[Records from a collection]
>> START

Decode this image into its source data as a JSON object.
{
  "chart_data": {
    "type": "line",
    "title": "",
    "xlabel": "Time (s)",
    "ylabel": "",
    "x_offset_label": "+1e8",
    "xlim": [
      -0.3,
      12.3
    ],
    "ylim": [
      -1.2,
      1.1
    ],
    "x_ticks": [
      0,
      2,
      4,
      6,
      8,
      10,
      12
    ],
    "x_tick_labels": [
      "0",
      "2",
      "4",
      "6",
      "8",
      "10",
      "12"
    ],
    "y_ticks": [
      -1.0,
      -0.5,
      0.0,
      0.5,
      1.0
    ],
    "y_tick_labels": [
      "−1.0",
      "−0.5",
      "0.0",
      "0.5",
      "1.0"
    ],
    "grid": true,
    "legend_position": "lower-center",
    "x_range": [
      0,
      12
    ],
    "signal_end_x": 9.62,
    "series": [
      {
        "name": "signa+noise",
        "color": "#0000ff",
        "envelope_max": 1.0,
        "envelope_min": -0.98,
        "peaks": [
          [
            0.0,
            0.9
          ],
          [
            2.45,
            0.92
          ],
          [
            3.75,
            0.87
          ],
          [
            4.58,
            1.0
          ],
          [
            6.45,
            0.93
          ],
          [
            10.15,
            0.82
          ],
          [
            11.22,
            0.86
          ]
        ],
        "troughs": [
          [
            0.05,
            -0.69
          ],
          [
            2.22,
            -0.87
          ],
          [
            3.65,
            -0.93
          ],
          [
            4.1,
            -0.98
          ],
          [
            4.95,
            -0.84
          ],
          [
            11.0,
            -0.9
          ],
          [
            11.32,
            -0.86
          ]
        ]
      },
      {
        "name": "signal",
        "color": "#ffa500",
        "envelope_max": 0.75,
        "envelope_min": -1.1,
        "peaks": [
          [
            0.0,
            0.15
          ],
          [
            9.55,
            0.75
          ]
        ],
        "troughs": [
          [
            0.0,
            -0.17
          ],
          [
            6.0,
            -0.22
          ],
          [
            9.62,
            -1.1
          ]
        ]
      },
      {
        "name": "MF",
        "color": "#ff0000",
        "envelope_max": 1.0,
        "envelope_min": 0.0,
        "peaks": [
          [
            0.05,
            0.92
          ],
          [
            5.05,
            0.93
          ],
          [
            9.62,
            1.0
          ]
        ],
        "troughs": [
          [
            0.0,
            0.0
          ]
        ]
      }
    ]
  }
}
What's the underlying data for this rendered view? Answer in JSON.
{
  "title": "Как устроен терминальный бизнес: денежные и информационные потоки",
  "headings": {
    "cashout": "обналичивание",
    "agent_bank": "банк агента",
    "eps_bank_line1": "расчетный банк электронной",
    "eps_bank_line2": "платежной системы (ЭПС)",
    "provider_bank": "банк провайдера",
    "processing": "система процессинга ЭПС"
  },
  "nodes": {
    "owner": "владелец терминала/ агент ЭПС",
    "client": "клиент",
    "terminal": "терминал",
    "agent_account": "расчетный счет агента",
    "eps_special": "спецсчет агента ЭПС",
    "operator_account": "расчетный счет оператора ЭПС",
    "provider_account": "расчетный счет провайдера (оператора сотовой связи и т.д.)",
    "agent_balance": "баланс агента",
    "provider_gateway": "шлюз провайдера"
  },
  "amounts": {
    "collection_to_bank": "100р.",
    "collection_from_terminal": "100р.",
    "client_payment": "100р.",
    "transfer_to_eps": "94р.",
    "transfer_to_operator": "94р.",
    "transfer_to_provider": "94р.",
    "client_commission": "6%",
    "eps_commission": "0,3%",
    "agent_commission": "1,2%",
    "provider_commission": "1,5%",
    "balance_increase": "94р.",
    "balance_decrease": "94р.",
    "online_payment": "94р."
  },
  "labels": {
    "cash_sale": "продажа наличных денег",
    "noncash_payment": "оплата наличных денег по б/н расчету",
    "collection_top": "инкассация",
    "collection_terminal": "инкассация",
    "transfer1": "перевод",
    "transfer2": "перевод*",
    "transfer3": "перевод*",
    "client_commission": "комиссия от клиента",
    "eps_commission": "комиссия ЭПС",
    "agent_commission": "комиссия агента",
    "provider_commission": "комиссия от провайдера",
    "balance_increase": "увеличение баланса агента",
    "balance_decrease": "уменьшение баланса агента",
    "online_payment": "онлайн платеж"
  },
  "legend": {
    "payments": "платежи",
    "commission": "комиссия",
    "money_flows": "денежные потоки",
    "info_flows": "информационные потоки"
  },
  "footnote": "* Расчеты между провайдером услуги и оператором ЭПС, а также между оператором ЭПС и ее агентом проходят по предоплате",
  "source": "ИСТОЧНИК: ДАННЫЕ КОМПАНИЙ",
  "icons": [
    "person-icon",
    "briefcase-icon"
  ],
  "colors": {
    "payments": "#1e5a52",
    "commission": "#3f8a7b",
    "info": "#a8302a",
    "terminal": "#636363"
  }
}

>> END

◆ Aim of the task
Show every line in the records above that contains the word "name".

◆ Task response
        "name": "signa+noise",
        "name": "signal",
        "name": "MF",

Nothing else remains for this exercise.